The request =
Make an exact copy of all the entries, with the pictures left out.

Supplied records =
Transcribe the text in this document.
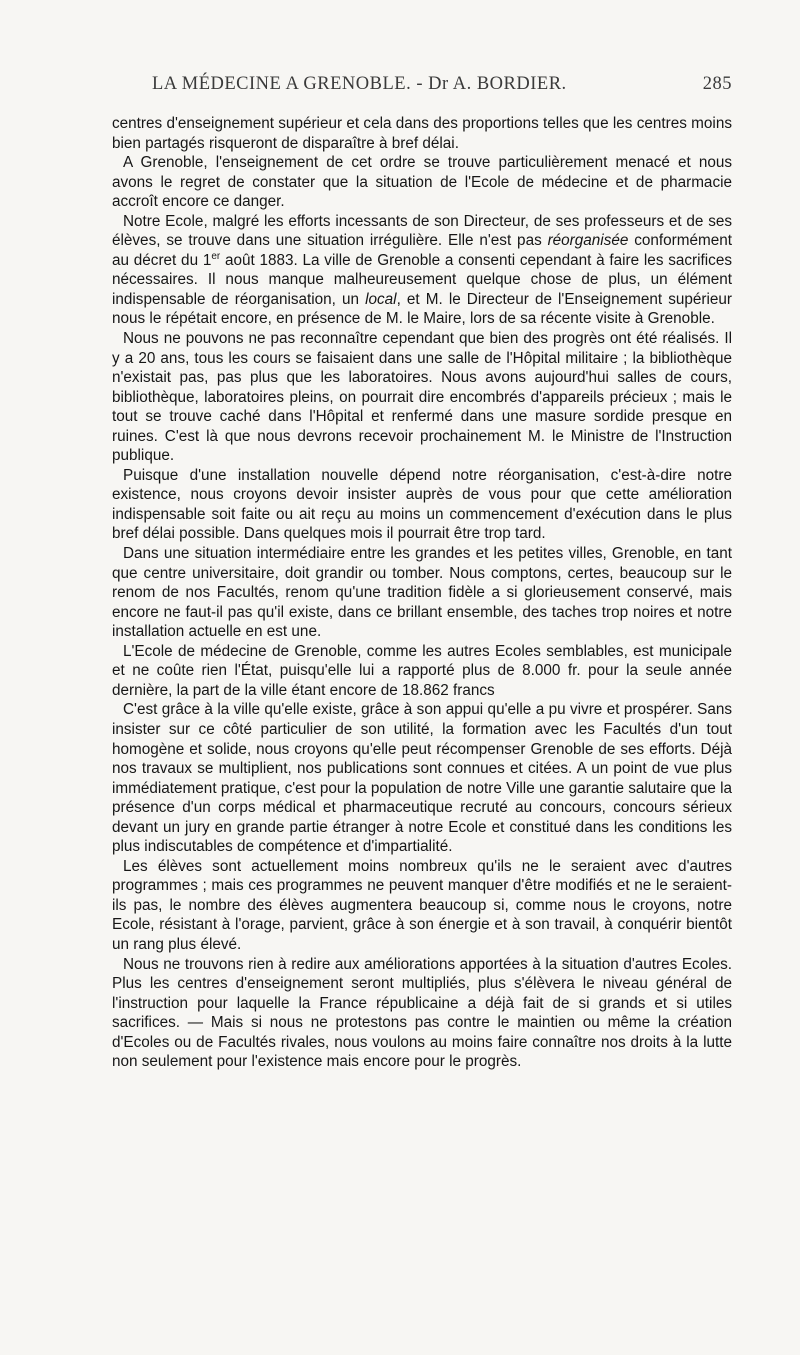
LA MÉDECINE A GRENOBLE. - Dr A. BORDIER.	285

centres d'enseignement supérieur et cela dans des proportions telles que les centres moins bien partagés risqueront de disparaître à bref délai.

A Grenoble, l'enseignement de cet ordre se trouve particulièrement menacé et nous avons le regret de constater que la situation de l'Ecole de médecine et de pharmacie accroît encore ce danger.

Notre Ecole, malgré les efforts incessants de son Directeur, de ses professeurs et de ses élèves, se trouve dans une situation irrégulière. Elle n'est pas réorganisée conformément au décret du 1er août 1883. La ville de Grenoble a consenti cependant à faire les sacrifices nécessaires. Il nous manque malheureusement quelque chose de plus, un élément indispensable de réorganisation, un local, et M. le Directeur de l'Enseignement supérieur nous le répétait encore, en présence de M. le Maire, lors de sa récente visite à Grenoble.

Nous ne pouvons ne pas reconnaître cependant que bien des progrès ont été réalisés. Il y a 20 ans, tous les cours se faisaient dans une salle de l'Hôpital militaire ; la bibliothèque n'existait pas, pas plus que les laboratoires. Nous avons aujourd'hui salles de cours, bibliothèque, laboratoires pleins, on pourrait dire encombrés d'appareils précieux ; mais le tout se trouve caché dans l'Hôpital et renfermé dans une masure sordide presque en ruines. C'est là que nous devrons recevoir prochainement M. le Ministre de l'Instruction publique.

Puisque d'une installation nouvelle dépend notre réorganisation, c'est-à-dire notre existence, nous croyons devoir insister auprès de vous pour que cette amélioration indispensable soit faite ou ait reçu au moins un commencement d'exécution dans le plus bref délai possible. Dans quelques mois il pourrait être trop tard.

Dans une situation intermédiaire entre les grandes et les petites villes, Grenoble, en tant que centre universitaire, doit grandir ou tomber. Nous comptons, certes, beaucoup sur le renom de nos Facultés, renom qu'une tradition fidèle a si glorieusement conservé, mais encore ne faut-il pas qu'il existe, dans ce brillant ensemble, des taches trop noires et notre installation actuelle en est une.

L'Ecole de médecine de Grenoble, comme les autres Ecoles semblables, est municipale et ne coûte rien l'État, puisqu'elle lui a rapporté plus de 8.000 fr. pour la seule année dernière, la part de la ville étant encore de 18.862 francs

C'est grâce à la ville qu'elle existe, grâce à son appui qu'elle a pu vivre et prospérer. Sans insister sur ce côté particulier de son utilité, la formation avec les Facultés d'un tout homogène et solide, nous croyons qu'elle peut récompenser Grenoble de ses efforts. Déjà nos travaux se multiplient, nos publications sont connues et citées. A un point de vue plus immédiatement pratique, c'est pour la population de notre Ville une garantie salutaire que la présence d'un corps médical et pharmaceutique recruté au concours, concours sérieux devant un jury en grande partie étranger à notre Ecole et constitué dans les conditions les plus indiscutables de compétence et d'impartialité.

Les élèves sont actuellement moins nombreux qu'ils ne le seraient avec d'autres programmes ; mais ces programmes ne peuvent manquer d'être modifiés et ne le seraient-ils pas, le nombre des élèves augmentera beaucoup si, comme nous le croyons, notre Ecole, résistant à l'orage, parvient, grâce à son énergie et à son travail, à conquérir bientôt un rang plus élevé.

Nous ne trouvons rien à redire aux améliorations apportées à la situation d'autres Ecoles. Plus les centres d'enseignement seront multipliés, plus s'élèvera le niveau général de l'instruction pour laquelle la France républicaine a déjà fait de si grands et si utiles sacrifices. — Mais si nous ne protestons pas contre le maintien ou même la création d'Ecoles ou de Facultés rivales, nous voulons au moins faire connaître nos droits à la lutte non seulement pour l'existence mais encore pour le progrès.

Reply to the exercise =
Transcribe the text in this document.
LA MÉDECINE A GRENOBLE. - Dr A. BORDIER.	285

centres d'enseignement supérieur et cela dans des proportions telles que les centres moins bien partagés risqueront de disparaître à bref délai.

A Grenoble, l'enseignement de cet ordre se trouve particulièrement menacé et nous avons le regret de constater que la situation de l'Ecole de médecine et de pharmacie accroît encore ce danger.

Notre Ecole, malgré les efforts incessants de son Directeur, de ses professeurs et de ses élèves, se trouve dans une situation irrégulière. Elle n'est pas réorganisée conformément au décret du 1er août 1883. La ville de Grenoble a consenti cependant à faire les sacrifices nécessaires. Il nous manque malheureusement quelque chose de plus, un élément indispensable de réorganisation, un local, et M. le Directeur de l'Enseignement supérieur nous le répétait encore, en présence de M. le Maire, lors de sa récente visite à Grenoble.

Nous ne pouvons ne pas reconnaître cependant que bien des progrès ont été réalisés. Il y a 20 ans, tous les cours se faisaient dans une salle de l'Hôpital militaire ; la bibliothèque n'existait pas, pas plus que les laboratoires. Nous avons aujourd'hui salles de cours, bibliothèque, laboratoires pleins, on pourrait dire encombrés d'appareils précieux ; mais le tout se trouve caché dans l'Hôpital et renfermé dans une masure sordide presque en ruines. C'est là que nous devrons recevoir prochainement M. le Ministre de l'Instruction publique.

Puisque d'une installation nouvelle dépend notre réorganisation, c'est-à-dire notre existence, nous croyons devoir insister auprès de vous pour que cette amélioration indispensable soit faite ou ait reçu au moins un commencement d'exécution dans le plus bref délai possible. Dans quelques mois il pourrait être trop tard.

Dans une situation intermédiaire entre les grandes et les petites villes, Grenoble, en tant que centre universitaire, doit grandir ou tomber. Nous comptons, certes, beaucoup sur le renom de nos Facultés, renom qu'une tradition fidèle a si glorieusement conservé, mais encore ne faut-il pas qu'il existe, dans ce brillant ensemble, des taches trop noires et notre installation actuelle en est une.

L'Ecole de médecine de Grenoble, comme les autres Ecoles semblables, est municipale et ne coûte rien l'État, puisqu'elle lui a rapporté plus de 8.000 fr. pour la seule année dernière, la part de la ville étant encore de 18.862 francs

C'est grâce à la ville qu'elle existe, grâce à son appui qu'elle a pu vivre et prospérer. Sans insister sur ce côté particulier de son utilité, la formation avec les Facultés d'un tout homogène et solide, nous croyons qu'elle peut récompenser Grenoble de ses efforts. Déjà nos travaux se multiplient, nos publications sont connues et citées. A un point de vue plus immédiatement pratique, c'est pour la population de notre Ville une garantie salutaire que la présence d'un corps médical et pharmaceutique recruté au concours, concours sérieux devant un jury en grande partie étranger à notre Ecole et constitué dans les conditions les plus indiscutables de compétence et d'impartialité.

Les élèves sont actuellement moins nombreux qu'ils ne le seraient avec d'autres programmes ; mais ces programmes ne peuvent manquer d'être modifiés et ne le seraient-ils pas, le nombre des élèves augmentera beaucoup si, comme nous le croyons, notre Ecole, résistant à l'orage, parvient, grâce à son énergie et à son travail, à conquérir bientôt un rang plus élevé.

Nous ne trouvons rien à redire aux améliorations apportées à la situation d'autres Ecoles. Plus les centres d'enseignement seront multipliés, plus s'élèvera le niveau général de l'instruction pour laquelle la France républicaine a déjà fait de si grands et si utiles sacrifices. — Mais si nous ne protestons pas contre le maintien ou même la création d'Ecoles ou de Facultés rivales, nous voulons au moins faire connaître nos droits à la lutte non seulement pour l'existence mais encore pour le progrès.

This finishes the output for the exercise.